Source data:
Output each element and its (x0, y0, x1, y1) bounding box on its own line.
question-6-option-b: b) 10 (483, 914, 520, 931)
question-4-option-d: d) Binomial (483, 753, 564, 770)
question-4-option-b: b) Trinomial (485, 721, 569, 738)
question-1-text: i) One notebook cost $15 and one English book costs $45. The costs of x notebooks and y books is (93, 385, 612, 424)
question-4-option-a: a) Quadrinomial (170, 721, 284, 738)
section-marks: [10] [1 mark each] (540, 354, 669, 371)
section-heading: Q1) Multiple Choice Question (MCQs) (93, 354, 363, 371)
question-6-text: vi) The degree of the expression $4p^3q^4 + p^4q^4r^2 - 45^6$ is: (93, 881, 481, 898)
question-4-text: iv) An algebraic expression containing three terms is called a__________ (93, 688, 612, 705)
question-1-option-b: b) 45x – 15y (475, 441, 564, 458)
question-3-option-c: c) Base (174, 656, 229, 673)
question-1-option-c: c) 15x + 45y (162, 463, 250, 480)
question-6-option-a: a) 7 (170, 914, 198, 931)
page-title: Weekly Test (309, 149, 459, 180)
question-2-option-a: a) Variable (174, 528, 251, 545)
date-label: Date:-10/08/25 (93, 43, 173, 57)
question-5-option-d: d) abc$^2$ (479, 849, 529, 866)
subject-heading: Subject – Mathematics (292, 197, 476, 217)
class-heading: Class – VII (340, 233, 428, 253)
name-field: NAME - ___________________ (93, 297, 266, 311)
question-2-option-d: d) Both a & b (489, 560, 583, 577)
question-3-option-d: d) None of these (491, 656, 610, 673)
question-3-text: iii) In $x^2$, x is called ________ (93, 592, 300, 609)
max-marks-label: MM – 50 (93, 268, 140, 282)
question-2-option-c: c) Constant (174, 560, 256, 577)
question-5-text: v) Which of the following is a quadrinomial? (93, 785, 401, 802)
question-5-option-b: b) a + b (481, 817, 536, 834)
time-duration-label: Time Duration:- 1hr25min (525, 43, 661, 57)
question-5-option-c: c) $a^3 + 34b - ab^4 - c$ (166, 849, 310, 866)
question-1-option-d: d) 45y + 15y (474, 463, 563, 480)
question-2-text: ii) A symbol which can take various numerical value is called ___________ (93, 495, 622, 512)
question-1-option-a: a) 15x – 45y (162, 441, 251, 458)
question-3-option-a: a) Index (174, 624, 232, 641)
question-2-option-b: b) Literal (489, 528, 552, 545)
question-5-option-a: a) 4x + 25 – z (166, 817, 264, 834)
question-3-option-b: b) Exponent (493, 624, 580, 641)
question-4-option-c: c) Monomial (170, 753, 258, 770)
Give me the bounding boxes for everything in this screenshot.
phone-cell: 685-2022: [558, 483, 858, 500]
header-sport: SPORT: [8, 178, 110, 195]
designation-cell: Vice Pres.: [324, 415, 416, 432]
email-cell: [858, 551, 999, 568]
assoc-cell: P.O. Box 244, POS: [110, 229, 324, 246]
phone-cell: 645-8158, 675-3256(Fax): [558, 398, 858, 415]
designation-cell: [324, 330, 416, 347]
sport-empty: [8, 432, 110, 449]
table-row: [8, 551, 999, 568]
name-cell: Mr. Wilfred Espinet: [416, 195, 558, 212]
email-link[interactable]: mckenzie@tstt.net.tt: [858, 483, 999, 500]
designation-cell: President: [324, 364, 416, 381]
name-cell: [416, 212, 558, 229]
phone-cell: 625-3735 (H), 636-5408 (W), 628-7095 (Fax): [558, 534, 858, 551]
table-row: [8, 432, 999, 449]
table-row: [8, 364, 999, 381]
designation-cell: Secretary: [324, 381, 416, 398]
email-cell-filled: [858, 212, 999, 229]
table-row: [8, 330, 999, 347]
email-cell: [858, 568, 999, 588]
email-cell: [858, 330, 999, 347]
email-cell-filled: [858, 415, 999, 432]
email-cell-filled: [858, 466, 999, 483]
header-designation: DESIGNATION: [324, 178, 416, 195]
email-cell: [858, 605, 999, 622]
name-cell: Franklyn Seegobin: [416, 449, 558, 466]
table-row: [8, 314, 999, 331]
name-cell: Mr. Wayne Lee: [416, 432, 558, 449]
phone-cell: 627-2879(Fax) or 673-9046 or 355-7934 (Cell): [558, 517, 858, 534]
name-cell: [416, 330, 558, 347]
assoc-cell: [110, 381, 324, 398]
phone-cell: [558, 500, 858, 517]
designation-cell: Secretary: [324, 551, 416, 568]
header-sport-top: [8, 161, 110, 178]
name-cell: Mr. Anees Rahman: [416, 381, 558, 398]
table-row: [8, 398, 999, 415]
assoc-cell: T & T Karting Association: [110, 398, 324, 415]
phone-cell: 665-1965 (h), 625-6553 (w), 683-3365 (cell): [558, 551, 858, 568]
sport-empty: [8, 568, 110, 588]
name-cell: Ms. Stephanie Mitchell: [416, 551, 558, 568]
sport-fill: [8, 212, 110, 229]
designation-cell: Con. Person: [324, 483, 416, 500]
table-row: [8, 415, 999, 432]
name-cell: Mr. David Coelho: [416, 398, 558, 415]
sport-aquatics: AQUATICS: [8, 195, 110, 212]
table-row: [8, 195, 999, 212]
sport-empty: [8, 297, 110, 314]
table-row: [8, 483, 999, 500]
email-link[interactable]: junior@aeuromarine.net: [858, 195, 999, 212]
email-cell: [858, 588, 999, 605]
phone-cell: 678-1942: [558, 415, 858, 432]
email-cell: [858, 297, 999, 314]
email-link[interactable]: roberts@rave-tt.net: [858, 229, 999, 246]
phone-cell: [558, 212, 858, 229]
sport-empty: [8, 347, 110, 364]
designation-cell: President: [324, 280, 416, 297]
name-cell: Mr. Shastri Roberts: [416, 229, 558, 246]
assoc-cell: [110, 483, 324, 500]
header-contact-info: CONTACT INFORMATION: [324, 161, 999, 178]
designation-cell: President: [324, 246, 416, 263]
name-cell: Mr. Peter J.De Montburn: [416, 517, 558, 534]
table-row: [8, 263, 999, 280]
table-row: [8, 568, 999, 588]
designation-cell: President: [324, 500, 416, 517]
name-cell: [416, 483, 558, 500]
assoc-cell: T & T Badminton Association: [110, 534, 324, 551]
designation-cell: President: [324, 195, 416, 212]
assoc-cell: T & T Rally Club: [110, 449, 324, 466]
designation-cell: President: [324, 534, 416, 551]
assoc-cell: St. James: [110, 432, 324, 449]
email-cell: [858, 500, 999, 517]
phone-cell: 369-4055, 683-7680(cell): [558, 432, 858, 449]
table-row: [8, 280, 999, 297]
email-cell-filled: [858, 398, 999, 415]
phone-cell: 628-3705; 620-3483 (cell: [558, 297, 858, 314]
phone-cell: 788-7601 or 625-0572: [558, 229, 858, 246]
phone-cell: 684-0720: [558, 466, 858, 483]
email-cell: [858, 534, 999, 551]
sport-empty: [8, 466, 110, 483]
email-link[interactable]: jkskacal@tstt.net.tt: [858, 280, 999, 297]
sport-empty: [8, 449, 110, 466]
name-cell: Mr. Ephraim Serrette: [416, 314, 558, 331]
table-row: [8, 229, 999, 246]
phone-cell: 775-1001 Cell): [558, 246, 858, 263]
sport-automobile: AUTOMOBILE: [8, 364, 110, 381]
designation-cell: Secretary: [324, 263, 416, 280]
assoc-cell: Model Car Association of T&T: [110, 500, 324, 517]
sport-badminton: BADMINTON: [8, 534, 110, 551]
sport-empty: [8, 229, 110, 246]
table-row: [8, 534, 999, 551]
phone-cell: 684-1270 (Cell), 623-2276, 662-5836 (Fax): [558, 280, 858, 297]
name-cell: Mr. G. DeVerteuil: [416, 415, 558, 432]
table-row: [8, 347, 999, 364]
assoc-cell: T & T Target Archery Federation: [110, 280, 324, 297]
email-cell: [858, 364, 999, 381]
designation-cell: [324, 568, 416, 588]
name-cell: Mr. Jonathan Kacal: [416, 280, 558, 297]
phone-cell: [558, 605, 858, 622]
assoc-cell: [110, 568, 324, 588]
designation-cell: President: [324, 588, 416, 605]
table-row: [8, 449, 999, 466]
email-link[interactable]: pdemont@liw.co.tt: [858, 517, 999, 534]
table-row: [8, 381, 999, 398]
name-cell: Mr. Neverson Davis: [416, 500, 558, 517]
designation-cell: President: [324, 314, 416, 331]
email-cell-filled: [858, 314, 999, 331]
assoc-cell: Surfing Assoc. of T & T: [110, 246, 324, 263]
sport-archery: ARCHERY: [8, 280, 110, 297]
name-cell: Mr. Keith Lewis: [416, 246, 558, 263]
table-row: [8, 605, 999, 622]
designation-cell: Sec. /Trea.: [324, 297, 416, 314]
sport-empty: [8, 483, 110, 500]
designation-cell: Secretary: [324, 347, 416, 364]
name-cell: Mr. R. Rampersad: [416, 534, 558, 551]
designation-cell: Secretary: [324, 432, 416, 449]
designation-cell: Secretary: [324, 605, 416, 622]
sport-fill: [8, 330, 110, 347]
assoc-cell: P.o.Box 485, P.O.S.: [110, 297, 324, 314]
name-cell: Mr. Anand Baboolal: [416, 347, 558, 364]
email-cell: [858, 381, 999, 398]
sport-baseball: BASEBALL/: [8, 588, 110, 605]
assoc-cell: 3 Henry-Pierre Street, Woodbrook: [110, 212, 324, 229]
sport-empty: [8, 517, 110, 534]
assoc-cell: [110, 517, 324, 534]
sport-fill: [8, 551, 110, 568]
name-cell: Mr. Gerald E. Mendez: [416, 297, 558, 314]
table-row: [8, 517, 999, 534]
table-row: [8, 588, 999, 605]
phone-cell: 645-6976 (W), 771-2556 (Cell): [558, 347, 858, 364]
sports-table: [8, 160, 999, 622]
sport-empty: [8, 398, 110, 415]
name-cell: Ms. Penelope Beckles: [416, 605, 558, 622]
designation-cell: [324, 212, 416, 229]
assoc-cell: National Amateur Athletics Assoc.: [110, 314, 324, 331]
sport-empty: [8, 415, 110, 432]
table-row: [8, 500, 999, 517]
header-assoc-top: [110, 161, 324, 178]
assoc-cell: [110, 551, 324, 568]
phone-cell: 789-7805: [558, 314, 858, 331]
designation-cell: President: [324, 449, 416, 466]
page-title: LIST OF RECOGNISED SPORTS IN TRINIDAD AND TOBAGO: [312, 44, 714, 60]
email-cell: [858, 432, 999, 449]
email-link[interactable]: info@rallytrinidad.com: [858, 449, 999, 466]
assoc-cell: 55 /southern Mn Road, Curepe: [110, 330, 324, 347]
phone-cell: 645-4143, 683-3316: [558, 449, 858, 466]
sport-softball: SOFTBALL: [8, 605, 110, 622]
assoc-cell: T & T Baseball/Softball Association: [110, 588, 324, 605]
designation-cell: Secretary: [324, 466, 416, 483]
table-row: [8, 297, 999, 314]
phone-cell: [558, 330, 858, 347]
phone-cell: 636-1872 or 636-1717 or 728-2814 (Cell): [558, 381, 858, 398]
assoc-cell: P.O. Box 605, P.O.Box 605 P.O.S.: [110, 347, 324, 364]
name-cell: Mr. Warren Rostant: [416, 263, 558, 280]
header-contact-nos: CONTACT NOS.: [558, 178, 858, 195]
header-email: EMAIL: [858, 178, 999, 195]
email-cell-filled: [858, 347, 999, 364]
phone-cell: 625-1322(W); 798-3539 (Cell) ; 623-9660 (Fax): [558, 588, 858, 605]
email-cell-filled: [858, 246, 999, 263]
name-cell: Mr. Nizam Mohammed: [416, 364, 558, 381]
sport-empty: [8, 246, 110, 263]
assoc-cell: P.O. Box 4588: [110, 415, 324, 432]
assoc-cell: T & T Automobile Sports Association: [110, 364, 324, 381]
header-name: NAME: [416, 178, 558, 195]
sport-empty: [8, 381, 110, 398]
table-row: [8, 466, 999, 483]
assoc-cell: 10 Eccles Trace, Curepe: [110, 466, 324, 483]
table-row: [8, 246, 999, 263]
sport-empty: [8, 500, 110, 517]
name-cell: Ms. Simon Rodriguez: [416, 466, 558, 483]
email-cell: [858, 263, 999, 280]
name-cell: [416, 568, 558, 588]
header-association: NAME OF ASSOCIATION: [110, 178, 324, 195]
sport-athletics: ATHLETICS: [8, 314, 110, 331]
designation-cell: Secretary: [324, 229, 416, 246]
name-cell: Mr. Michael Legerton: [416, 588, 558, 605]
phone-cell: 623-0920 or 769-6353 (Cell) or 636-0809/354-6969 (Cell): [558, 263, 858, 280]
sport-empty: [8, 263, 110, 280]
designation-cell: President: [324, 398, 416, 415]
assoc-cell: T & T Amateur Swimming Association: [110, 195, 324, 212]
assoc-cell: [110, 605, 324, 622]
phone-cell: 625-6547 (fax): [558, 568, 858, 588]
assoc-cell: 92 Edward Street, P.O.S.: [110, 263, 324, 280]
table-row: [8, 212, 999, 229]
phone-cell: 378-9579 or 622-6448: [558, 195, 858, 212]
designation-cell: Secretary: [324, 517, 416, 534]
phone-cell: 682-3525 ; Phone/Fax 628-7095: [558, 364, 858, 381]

Given request: Please copy the listing word for word, from its first line through the line that contains "question-4-option-b: b) Trinomial".

Written response:
Output each element and its (x0, y0, x1, y1) bounding box on its own line.
question-6-option-b: b) 10 (483, 914, 520, 931)
question-4-option-d: d) Binomial (483, 753, 564, 770)
question-4-option-b: b) Trinomial (485, 721, 569, 738)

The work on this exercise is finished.